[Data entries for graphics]
====

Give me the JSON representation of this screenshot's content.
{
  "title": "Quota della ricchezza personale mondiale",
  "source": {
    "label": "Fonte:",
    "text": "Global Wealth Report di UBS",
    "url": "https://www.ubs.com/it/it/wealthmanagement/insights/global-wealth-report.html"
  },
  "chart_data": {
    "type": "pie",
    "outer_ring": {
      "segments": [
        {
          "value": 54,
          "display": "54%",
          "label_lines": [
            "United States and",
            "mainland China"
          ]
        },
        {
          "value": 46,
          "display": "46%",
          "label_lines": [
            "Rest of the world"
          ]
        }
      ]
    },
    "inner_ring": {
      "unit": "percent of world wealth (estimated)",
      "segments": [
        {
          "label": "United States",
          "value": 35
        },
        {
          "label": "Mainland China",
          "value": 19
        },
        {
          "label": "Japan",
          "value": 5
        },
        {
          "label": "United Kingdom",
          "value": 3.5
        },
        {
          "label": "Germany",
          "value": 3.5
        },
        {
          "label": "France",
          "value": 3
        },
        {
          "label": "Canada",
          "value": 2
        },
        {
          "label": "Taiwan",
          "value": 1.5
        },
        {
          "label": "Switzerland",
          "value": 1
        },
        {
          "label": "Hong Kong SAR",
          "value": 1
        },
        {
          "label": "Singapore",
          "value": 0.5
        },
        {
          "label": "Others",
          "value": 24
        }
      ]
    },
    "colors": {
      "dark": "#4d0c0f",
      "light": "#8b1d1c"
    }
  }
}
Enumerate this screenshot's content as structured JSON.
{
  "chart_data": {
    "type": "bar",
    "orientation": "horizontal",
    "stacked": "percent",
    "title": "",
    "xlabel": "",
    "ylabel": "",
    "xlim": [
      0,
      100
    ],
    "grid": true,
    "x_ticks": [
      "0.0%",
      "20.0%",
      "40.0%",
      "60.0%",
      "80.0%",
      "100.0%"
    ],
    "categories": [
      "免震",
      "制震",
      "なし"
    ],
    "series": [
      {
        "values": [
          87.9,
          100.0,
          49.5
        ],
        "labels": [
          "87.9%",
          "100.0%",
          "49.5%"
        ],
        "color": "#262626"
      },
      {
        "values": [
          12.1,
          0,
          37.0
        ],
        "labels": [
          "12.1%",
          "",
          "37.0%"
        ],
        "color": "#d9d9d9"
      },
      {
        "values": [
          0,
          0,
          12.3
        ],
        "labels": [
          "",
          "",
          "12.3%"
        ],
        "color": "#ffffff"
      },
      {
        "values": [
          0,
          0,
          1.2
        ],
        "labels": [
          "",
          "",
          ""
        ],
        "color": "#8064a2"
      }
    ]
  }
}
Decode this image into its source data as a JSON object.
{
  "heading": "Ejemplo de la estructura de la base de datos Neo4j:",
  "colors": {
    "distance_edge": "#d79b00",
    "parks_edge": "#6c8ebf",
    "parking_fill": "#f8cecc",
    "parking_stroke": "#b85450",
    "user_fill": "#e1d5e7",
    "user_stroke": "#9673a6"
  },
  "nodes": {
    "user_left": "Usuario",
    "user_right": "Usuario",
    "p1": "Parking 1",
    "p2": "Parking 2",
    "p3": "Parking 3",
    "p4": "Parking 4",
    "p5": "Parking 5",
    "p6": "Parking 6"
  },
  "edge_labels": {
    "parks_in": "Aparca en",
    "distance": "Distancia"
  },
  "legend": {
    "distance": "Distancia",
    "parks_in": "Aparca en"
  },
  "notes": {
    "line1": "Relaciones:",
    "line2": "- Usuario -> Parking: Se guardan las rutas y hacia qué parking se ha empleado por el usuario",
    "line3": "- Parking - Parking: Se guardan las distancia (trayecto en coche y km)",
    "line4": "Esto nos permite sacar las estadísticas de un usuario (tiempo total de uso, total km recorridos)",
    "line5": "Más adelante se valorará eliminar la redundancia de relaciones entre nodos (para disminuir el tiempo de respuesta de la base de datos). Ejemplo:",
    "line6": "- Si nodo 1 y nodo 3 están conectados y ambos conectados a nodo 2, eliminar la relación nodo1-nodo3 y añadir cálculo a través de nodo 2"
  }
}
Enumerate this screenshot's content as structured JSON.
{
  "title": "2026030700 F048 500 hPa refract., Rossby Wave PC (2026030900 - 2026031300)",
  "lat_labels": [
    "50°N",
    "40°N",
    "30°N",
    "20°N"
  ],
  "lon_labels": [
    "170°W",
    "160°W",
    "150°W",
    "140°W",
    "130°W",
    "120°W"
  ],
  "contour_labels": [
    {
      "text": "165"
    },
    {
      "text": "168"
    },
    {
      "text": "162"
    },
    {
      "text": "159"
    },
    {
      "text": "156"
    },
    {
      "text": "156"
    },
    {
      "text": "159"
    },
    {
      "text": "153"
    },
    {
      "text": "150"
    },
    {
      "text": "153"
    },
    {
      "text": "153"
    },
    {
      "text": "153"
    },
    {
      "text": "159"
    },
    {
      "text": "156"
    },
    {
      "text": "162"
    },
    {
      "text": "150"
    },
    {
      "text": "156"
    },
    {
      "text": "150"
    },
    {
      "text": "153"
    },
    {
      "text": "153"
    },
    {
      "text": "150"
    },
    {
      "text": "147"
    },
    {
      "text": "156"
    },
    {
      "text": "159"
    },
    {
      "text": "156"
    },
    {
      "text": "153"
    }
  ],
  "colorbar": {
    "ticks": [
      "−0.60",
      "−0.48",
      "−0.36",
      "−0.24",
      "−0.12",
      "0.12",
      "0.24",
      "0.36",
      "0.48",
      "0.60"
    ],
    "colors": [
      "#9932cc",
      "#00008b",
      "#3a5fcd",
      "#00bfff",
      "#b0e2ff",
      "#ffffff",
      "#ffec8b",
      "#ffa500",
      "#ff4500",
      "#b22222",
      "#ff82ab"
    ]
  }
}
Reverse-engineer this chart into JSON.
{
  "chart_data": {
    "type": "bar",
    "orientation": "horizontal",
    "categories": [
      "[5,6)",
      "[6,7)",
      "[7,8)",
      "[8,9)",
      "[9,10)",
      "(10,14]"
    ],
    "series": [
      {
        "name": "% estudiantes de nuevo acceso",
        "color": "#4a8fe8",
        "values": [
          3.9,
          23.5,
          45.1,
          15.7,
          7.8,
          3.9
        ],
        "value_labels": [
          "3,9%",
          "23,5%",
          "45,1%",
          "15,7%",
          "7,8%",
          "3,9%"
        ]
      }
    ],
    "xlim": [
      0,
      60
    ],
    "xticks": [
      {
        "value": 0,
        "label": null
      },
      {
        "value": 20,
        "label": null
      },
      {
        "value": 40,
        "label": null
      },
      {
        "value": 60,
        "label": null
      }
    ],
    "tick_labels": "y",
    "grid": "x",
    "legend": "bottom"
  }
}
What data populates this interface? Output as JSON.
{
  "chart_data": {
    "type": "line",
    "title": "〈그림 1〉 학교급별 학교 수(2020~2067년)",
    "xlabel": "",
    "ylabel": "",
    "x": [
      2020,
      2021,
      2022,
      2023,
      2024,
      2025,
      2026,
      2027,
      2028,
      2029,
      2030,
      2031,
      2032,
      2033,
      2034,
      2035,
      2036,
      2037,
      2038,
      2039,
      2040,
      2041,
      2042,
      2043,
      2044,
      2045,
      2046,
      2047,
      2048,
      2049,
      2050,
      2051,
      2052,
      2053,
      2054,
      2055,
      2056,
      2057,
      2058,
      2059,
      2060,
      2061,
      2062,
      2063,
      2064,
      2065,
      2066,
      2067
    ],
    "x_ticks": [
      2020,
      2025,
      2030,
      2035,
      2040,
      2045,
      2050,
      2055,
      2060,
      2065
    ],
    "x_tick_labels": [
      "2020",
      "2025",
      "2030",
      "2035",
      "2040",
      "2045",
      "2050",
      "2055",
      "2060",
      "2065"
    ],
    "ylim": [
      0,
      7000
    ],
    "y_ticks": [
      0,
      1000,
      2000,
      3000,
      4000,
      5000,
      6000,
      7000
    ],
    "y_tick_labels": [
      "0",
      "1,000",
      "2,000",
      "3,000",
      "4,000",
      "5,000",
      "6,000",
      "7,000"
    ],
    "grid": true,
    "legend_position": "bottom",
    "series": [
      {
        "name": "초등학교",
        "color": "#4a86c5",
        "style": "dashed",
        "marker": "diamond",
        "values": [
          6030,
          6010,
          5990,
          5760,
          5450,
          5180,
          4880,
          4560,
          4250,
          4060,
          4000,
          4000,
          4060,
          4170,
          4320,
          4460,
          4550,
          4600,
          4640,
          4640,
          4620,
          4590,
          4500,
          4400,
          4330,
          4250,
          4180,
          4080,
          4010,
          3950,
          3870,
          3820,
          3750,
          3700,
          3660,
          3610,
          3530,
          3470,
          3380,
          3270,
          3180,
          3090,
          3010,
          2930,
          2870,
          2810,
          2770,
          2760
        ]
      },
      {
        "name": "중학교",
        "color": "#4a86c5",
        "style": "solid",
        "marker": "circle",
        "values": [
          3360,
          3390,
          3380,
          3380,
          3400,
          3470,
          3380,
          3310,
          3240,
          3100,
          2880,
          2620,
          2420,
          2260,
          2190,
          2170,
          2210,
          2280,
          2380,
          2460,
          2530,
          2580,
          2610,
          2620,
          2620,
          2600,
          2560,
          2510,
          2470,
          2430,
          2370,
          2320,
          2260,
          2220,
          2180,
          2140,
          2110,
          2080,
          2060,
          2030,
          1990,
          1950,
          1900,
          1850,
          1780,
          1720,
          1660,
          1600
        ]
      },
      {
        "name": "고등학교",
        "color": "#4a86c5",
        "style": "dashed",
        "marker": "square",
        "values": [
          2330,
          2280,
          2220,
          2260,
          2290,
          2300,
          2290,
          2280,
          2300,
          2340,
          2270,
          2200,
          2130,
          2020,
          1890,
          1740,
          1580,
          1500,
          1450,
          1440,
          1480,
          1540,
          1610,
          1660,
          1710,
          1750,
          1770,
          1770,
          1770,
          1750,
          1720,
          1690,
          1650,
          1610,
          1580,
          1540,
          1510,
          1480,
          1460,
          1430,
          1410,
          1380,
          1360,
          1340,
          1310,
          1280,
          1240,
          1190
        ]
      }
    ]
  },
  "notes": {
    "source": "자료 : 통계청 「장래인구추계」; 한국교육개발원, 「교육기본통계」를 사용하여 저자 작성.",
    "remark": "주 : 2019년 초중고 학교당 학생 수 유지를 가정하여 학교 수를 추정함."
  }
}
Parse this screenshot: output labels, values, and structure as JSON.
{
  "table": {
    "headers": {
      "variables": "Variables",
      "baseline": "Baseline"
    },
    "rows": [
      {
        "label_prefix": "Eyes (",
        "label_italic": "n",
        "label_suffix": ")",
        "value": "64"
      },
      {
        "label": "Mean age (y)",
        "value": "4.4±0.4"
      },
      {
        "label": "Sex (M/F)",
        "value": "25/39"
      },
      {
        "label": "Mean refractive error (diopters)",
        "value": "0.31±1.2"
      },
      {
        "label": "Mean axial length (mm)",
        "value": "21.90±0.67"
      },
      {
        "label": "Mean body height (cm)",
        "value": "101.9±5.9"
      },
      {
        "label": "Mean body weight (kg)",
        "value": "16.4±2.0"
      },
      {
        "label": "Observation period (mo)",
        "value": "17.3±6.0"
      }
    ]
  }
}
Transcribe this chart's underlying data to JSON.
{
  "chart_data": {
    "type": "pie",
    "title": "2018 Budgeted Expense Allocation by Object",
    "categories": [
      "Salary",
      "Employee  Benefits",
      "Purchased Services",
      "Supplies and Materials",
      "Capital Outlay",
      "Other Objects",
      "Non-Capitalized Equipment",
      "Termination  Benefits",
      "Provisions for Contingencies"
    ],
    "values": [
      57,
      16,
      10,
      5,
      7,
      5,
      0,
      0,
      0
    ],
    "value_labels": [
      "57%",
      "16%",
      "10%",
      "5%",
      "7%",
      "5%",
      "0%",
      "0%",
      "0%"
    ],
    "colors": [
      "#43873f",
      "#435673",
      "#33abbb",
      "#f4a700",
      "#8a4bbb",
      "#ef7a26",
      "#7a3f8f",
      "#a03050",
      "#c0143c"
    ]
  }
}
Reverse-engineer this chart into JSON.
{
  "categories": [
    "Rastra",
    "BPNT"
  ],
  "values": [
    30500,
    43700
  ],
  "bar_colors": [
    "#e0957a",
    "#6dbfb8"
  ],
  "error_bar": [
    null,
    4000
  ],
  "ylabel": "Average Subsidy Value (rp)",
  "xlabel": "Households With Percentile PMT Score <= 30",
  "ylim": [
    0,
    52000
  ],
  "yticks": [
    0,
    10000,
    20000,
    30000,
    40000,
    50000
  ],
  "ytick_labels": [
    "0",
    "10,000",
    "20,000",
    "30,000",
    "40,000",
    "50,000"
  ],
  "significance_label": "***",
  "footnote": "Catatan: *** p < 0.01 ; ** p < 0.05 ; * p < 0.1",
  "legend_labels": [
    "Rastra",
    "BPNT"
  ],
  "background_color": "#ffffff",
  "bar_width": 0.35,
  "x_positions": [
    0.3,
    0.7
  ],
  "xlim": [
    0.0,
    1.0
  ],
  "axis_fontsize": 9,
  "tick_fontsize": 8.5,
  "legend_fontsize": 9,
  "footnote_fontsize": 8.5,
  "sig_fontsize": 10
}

====

Looking at the entries above, how many lines contain the word "world"? Answer with the number alone.

2